#### Set task:
Copy each line of the material below that includes the string "factory".

╭─ Material for this task

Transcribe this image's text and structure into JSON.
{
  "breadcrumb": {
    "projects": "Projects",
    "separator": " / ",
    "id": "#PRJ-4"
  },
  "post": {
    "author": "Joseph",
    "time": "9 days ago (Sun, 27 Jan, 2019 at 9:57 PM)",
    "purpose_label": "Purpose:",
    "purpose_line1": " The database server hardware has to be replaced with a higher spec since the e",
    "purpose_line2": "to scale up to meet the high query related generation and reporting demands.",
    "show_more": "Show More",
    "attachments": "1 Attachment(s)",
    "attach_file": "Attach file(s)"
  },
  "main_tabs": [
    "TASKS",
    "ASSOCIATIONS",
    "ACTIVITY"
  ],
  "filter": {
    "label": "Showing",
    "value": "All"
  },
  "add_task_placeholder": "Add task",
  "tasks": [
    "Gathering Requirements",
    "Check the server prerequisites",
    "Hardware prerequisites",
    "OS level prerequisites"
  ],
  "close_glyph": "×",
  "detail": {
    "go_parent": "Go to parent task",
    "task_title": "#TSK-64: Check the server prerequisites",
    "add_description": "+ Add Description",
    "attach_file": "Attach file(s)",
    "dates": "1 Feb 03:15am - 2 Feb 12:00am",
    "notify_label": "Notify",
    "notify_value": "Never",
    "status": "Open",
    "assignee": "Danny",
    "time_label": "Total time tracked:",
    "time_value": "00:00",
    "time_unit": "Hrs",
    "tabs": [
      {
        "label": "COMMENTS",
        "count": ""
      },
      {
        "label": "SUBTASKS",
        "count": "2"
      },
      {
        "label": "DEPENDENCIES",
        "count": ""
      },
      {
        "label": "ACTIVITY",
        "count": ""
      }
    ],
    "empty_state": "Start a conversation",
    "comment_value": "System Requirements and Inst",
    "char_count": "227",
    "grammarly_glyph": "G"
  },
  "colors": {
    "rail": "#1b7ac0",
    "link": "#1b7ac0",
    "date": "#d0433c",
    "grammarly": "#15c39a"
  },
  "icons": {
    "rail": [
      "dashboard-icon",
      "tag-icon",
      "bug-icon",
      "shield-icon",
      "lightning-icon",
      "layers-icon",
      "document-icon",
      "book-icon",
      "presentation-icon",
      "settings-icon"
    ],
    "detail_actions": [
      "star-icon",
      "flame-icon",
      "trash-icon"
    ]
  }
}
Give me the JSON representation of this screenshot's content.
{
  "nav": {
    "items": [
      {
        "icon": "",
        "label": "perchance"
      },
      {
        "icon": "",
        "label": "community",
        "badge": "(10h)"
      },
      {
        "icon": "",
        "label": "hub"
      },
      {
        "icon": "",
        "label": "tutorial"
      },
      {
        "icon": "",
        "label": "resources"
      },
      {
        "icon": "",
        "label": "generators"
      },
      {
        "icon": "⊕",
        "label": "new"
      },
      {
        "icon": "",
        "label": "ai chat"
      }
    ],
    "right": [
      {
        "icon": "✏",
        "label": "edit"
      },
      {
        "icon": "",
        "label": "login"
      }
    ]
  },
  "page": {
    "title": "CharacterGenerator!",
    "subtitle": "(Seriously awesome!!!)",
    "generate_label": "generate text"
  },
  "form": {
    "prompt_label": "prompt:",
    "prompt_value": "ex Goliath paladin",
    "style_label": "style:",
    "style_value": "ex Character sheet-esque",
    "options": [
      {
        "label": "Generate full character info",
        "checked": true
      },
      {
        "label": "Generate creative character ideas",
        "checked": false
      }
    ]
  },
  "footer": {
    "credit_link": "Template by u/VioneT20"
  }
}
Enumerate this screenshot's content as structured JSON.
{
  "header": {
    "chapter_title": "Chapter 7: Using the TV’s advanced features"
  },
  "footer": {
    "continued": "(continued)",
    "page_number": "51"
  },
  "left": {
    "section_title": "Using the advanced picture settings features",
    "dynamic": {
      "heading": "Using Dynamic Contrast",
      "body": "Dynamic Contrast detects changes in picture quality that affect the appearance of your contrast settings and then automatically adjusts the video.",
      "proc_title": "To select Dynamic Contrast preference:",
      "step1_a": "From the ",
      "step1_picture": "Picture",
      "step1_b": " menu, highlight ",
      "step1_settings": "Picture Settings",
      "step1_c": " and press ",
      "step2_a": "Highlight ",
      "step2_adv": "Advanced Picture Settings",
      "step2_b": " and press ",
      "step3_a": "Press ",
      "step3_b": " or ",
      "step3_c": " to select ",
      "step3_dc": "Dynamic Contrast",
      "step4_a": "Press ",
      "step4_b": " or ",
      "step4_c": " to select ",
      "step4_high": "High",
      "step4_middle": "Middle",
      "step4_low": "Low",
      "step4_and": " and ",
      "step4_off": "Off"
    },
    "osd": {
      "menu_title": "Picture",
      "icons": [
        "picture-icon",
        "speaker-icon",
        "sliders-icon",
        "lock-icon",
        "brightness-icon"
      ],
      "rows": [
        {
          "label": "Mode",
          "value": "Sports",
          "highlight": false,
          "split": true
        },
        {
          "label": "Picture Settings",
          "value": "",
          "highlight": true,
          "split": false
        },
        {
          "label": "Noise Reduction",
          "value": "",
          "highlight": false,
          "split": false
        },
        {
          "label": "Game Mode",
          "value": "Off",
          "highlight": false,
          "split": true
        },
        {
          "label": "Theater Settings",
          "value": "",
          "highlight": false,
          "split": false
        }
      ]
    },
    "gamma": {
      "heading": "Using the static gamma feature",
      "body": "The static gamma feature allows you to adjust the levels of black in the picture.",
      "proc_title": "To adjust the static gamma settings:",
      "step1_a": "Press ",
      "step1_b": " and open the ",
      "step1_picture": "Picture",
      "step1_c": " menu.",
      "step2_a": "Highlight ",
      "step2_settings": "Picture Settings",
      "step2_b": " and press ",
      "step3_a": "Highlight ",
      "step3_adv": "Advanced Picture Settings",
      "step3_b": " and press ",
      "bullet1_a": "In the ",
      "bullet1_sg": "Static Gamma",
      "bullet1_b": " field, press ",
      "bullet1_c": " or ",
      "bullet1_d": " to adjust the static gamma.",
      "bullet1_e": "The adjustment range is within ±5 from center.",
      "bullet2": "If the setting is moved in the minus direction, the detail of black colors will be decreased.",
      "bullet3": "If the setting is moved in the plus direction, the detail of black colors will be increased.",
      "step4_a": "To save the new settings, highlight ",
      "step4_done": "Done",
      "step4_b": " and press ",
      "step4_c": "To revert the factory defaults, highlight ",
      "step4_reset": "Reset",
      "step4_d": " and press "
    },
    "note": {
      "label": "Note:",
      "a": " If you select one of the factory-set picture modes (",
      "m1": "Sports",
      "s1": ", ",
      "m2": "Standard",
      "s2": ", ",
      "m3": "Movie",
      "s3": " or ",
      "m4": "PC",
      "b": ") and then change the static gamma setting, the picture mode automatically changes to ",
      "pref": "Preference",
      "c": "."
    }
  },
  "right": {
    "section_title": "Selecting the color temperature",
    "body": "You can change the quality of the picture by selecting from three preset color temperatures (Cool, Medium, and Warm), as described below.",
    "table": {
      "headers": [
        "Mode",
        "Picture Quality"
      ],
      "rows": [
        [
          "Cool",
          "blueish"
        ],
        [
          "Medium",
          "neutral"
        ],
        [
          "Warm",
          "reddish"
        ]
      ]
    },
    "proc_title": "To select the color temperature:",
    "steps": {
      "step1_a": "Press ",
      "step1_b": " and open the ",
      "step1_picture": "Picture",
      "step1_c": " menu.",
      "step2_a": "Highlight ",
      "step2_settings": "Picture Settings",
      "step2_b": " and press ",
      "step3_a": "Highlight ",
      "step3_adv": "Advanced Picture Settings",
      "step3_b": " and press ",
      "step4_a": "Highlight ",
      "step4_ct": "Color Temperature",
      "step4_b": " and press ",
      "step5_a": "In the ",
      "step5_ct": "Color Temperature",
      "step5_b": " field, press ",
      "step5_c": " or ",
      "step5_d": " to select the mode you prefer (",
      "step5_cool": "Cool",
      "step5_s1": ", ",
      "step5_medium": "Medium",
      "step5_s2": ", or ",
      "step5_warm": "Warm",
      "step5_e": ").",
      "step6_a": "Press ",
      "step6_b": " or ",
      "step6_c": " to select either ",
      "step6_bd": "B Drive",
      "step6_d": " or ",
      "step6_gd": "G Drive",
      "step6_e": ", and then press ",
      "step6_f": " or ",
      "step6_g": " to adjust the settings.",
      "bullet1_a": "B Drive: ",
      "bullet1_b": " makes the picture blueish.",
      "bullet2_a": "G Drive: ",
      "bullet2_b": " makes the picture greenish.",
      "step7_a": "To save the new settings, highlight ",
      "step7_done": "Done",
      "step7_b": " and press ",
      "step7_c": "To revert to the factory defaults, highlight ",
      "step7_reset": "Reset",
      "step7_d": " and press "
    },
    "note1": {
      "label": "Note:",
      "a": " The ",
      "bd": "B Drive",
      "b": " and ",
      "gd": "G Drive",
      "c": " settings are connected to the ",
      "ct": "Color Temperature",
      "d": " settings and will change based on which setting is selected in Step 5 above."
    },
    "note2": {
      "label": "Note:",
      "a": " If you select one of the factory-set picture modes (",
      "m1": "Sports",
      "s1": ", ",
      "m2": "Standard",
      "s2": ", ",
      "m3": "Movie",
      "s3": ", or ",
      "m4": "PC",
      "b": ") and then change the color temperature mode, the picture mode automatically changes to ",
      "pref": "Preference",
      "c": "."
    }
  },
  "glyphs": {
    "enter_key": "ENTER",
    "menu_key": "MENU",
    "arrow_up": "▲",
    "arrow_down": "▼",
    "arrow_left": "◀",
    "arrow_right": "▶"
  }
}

╰─

#### Exercise answer:
      "step4_c": "To revert the factory defaults, highlight ",
      "a": " If you select one of the factory-set picture modes (",
      "step7_c": "To revert to the factory defaults, highlight ",
      "a": " If you select one of the factory-set picture modes (",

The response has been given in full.